> _Exercise prompt_
Find every line below that contains the word "Acuífero" and copy it out.

> _Exercise materials_

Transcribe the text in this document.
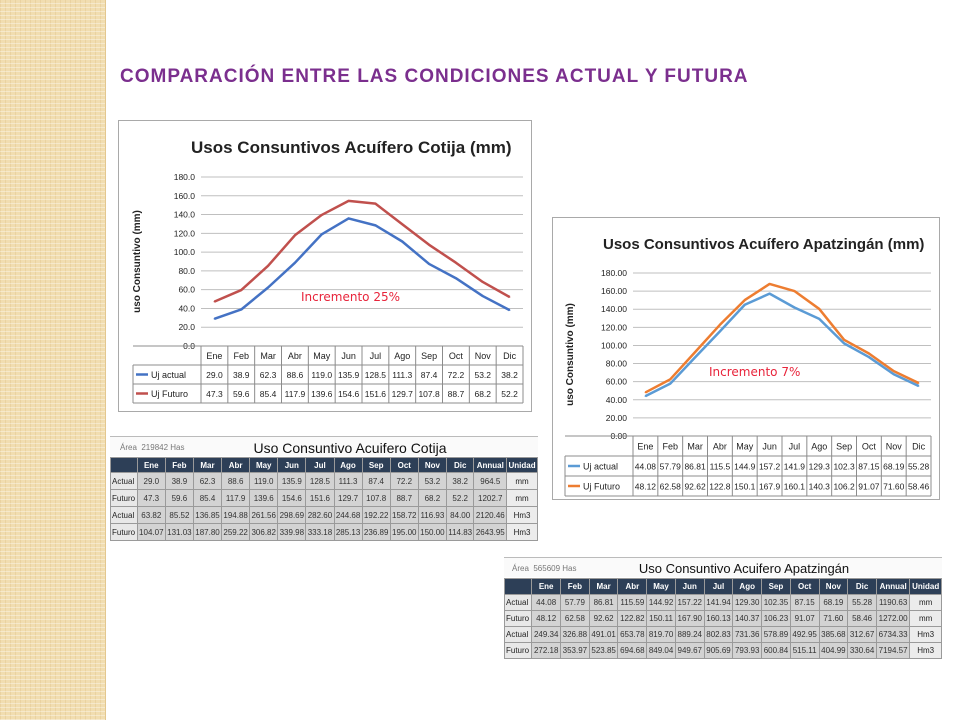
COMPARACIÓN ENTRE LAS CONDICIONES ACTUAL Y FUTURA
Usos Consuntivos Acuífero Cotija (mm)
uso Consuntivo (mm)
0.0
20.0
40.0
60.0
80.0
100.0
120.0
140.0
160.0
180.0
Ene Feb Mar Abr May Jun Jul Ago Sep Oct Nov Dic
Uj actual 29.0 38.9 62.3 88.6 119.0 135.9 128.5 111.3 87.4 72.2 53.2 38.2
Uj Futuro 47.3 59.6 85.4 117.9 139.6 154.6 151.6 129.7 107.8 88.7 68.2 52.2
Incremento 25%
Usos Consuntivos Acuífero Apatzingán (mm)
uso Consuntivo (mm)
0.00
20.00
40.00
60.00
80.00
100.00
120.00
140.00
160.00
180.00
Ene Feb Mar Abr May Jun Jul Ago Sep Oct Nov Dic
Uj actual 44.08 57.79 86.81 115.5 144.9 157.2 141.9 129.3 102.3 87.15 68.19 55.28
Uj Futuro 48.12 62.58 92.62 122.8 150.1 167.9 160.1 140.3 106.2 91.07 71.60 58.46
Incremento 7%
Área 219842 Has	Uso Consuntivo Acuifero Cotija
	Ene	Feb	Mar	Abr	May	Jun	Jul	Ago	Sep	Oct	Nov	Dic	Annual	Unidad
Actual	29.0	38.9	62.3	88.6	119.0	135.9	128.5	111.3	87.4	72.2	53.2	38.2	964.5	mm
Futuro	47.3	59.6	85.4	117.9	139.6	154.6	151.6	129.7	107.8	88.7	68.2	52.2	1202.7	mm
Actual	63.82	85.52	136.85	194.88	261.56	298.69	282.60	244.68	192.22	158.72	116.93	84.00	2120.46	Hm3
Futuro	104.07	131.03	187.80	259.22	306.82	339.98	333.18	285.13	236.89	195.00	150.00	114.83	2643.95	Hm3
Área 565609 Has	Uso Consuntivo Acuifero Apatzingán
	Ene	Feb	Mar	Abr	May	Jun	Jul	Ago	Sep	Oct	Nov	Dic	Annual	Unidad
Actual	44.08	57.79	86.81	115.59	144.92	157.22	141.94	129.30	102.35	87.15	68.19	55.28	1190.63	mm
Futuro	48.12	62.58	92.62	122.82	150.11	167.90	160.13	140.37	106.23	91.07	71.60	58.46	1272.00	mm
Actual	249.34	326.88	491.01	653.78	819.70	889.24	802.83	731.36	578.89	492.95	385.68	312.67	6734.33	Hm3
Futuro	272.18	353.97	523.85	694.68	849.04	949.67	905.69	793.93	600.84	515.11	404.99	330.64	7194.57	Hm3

...

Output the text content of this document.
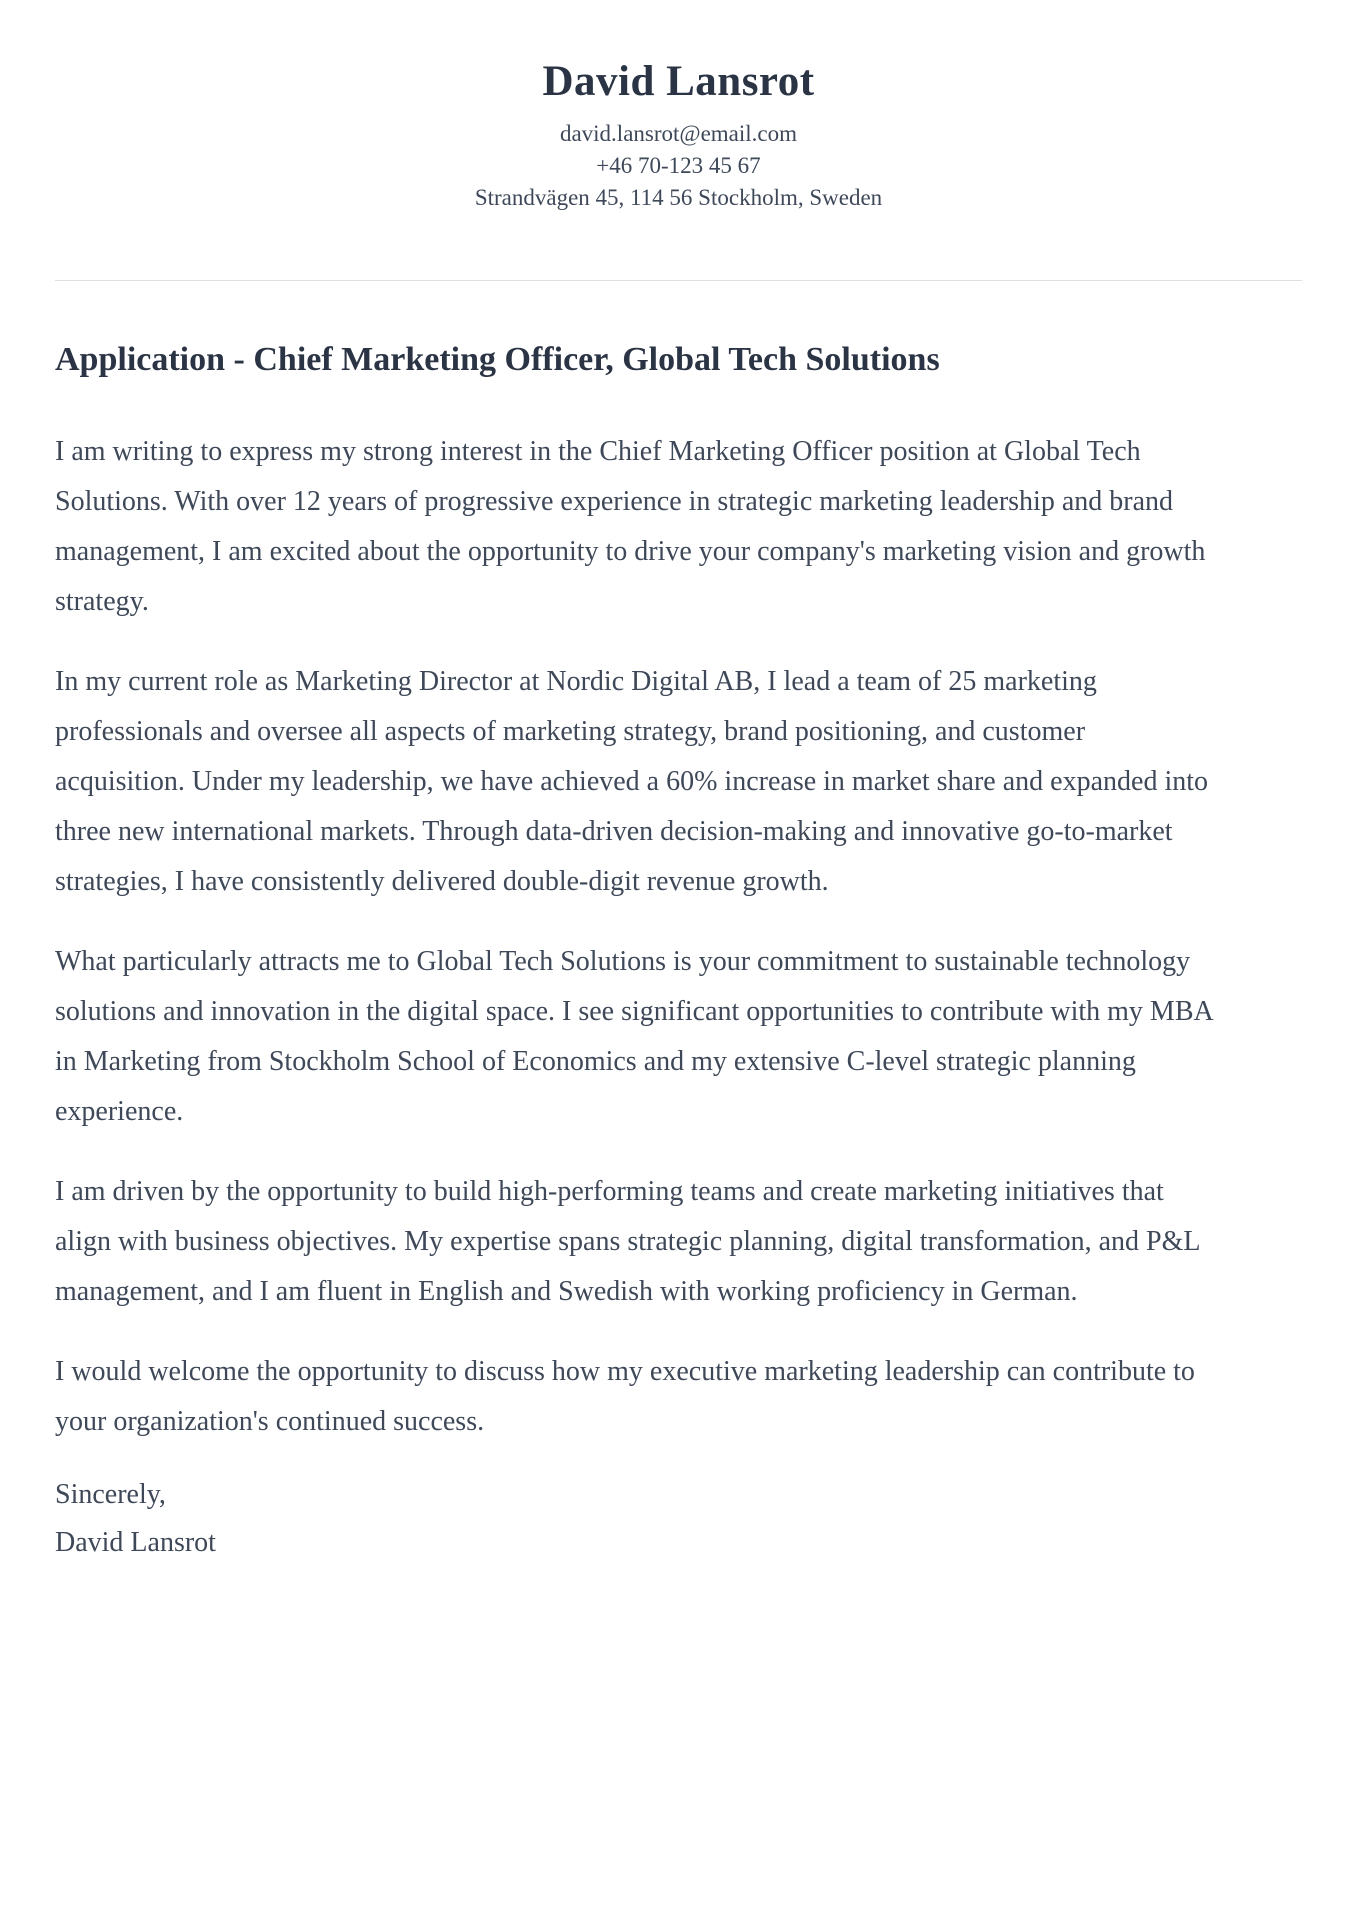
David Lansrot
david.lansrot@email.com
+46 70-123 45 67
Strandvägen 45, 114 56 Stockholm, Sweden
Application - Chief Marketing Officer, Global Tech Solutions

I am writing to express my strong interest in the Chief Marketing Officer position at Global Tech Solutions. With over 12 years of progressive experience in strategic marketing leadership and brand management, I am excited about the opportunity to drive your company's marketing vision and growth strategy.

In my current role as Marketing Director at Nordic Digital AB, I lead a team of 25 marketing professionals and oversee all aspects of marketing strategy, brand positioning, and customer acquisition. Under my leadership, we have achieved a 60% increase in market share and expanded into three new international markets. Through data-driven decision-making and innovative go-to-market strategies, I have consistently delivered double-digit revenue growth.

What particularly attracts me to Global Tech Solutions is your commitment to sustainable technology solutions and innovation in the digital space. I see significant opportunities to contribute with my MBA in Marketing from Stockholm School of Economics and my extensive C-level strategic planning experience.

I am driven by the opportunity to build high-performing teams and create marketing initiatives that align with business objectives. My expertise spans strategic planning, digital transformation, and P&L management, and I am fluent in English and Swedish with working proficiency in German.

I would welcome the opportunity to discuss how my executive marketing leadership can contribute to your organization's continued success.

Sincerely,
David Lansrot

> _Completed exercise_
Usos Consuntivos Acuífero Cotija (mm)
Usos Consuntivos Acuífero Apatzingán (mm)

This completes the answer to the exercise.